Short problem:
Take the records underneath and set them down exactly.

Items from a dataset:
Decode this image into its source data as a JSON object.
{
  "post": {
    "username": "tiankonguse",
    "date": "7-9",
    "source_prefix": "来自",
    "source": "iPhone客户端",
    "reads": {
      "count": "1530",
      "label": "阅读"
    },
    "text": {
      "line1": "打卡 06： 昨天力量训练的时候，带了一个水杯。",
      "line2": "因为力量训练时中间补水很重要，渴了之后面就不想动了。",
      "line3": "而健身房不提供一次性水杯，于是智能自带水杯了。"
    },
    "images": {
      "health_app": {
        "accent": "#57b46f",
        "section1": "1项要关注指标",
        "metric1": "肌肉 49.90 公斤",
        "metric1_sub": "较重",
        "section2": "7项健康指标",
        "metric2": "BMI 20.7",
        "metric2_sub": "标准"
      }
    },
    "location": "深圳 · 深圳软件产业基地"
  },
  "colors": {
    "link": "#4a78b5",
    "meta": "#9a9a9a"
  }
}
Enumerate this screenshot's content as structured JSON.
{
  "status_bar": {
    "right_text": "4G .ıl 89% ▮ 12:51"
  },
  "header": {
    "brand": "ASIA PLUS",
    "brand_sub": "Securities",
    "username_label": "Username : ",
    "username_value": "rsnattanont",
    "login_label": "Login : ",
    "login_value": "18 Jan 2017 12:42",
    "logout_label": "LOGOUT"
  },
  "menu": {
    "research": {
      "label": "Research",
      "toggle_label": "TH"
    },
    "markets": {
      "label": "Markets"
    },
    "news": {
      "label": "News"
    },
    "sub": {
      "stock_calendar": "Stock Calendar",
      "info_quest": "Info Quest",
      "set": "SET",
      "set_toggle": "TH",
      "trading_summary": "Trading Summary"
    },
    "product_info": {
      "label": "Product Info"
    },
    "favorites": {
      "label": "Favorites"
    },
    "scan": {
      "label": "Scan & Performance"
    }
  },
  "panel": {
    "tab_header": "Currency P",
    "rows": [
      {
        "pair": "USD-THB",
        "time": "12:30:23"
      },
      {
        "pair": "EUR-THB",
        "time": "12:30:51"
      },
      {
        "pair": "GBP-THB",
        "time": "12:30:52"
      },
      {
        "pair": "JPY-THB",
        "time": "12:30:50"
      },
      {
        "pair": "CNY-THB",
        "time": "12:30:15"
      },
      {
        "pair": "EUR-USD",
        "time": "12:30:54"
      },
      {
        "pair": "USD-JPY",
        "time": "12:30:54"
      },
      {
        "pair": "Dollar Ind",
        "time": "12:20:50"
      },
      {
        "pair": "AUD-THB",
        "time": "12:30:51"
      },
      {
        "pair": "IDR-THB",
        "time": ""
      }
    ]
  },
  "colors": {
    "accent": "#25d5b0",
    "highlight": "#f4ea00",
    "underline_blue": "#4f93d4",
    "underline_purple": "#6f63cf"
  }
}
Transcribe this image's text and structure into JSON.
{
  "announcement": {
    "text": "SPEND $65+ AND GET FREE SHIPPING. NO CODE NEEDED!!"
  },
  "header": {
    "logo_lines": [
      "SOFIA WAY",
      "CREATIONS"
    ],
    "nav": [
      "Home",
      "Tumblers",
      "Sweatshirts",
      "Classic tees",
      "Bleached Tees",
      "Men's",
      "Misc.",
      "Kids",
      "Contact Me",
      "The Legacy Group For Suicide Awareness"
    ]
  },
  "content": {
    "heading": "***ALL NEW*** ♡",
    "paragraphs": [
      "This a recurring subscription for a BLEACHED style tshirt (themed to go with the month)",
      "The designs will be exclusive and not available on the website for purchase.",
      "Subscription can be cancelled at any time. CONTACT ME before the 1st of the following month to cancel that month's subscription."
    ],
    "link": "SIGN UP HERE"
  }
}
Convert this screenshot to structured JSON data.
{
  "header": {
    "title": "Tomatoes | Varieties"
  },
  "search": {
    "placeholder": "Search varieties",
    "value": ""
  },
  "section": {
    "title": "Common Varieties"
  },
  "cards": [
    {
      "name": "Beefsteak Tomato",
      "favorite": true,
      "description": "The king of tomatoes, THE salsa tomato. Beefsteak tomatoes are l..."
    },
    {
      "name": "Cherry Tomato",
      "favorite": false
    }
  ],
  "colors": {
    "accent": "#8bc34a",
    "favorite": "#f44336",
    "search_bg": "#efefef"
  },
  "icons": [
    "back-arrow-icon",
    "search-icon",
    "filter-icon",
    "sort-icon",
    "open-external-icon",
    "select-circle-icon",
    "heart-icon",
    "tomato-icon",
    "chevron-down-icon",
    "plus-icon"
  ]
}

Problem solution:
Decode this image into its source data as a JSON object.
{
  "post": {
    "username": "tiankonguse",
    "date": "7-9",
    "source_prefix": "来自",
    "source": "iPhone客户端",
    "reads": {
      "count": "1530",
      "label": "阅读"
    },
    "text": {
      "line1": "打卡 06： 昨天力量训练的时候，带了一个水杯。",
      "line2": "因为力量训练时中间补水很重要，渴了之后面就不想动了。",
      "line3": "而健身房不提供一次性水杯，于是智能自带水杯了。"
    },
    "images": {
      "health_app": {
        "accent": "#57b46f",
        "section1": "1项要关注指标",
        "metric1": "肌肉 49.90 公斤",
        "metric1_sub": "较重",
        "section2": "7项健康指标",
        "metric2": "BMI 20.7",
        "metric2_sub": "标准"
      }
    },
    "location": "深圳 · 深圳软件产业基地"
  },
  "colors": {
    "link": "#4a78b5",
    "meta": "#9a9a9a"
  }
}
Enumerate this screenshot's content as structured JSON.
{
  "status_bar": {
    "right_text": "4G .ıl 89% ▮ 12:51"
  },
  "header": {
    "brand": "ASIA PLUS",
    "brand_sub": "Securities",
    "username_label": "Username : ",
    "username_value": "rsnattanont",
    "login_label": "Login : ",
    "login_value": "18 Jan 2017 12:42",
    "logout_label": "LOGOUT"
  },
  "menu": {
    "research": {
      "label": "Research",
      "toggle_label": "TH"
    },
    "markets": {
      "label": "Markets"
    },
    "news": {
      "label": "News"
    },
    "sub": {
      "stock_calendar": "Stock Calendar",
      "info_quest": "Info Quest",
      "set": "SET",
      "set_toggle": "TH",
      "trading_summary": "Trading Summary"
    },
    "product_info": {
      "label": "Product Info"
    },
    "favorites": {
      "label": "Favorites"
    },
    "scan": {
      "label": "Scan & Performance"
    }
  },
  "panel": {
    "tab_header": "Currency P",
    "rows": [
      {
        "pair": "USD-THB",
        "time": "12:30:23"
      },
      {
        "pair": "EUR-THB",
        "time": "12:30:51"
      },
      {
        "pair": "GBP-THB",
        "time": "12:30:52"
      },
      {
        "pair": "JPY-THB",
        "time": "12:30:50"
      },
      {
        "pair": "CNY-THB",
        "time": "12:30:15"
      },
      {
        "pair": "EUR-USD",
        "time": "12:30:54"
      },
      {
        "pair": "USD-JPY",
        "time": "12:30:54"
      },
      {
        "pair": "Dollar Ind",
        "time": "12:20:50"
      },
      {
        "pair": "AUD-THB",
        "time": "12:30:51"
      },
      {
        "pair": "IDR-THB",
        "time": ""
      }
    ]
  },
  "colors": {
    "accent": "#25d5b0",
    "highlight": "#f4ea00",
    "underline_blue": "#4f93d4",
    "underline_purple": "#6f63cf"
  }
}
Transcribe this image's text and structure into JSON.
{
  "announcement": {
    "text": "SPEND $65+ AND GET FREE SHIPPING. NO CODE NEEDED!!"
  },
  "header": {
    "logo_lines": [
      "SOFIA WAY",
      "CREATIONS"
    ],
    "nav": [
      "Home",
      "Tumblers",
      "Sweatshirts",
      "Classic tees",
      "Bleached Tees",
      "Men's",
      "Misc.",
      "Kids",
      "Contact Me",
      "The Legacy Group For Suicide Awareness"
    ]
  },
  "content": {
    "heading": "***ALL NEW*** ♡",
    "paragraphs": [
      "This a recurring subscription for a BLEACHED style tshirt (themed to go with the month)",
      "The designs will be exclusive and not available on the website for purchase.",
      "Subscription can be cancelled at any time. CONTACT ME before the 1st of the following month to cancel that month's subscription."
    ],
    "link": "SIGN UP HERE"
  }
}
Convert this screenshot to structured JSON data.
{
  "header": {
    "title": "Tomatoes | Varieties"
  },
  "search": {
    "placeholder": "Search varieties",
    "value": ""
  },
  "section": {
    "title": "Common Varieties"
  },
  "cards": [
    {
      "name": "Beefsteak Tomato",
      "favorite": true,
      "description": "The king of tomatoes, THE salsa tomato. Beefsteak tomatoes are l..."
    },
    {
      "name": "Cherry Tomato",
      "favorite": false
    }
  ],
  "colors": {
    "accent": "#8bc34a",
    "favorite": "#f44336",
    "search_bg": "#efefef"
  },
  "icons": [
    "back-arrow-icon",
    "search-icon",
    "filter-icon",
    "sort-icon",
    "open-external-icon",
    "select-circle-icon",
    "heart-icon",
    "tomato-icon",
    "chevron-down-icon",
    "plus-icon"
  ]
}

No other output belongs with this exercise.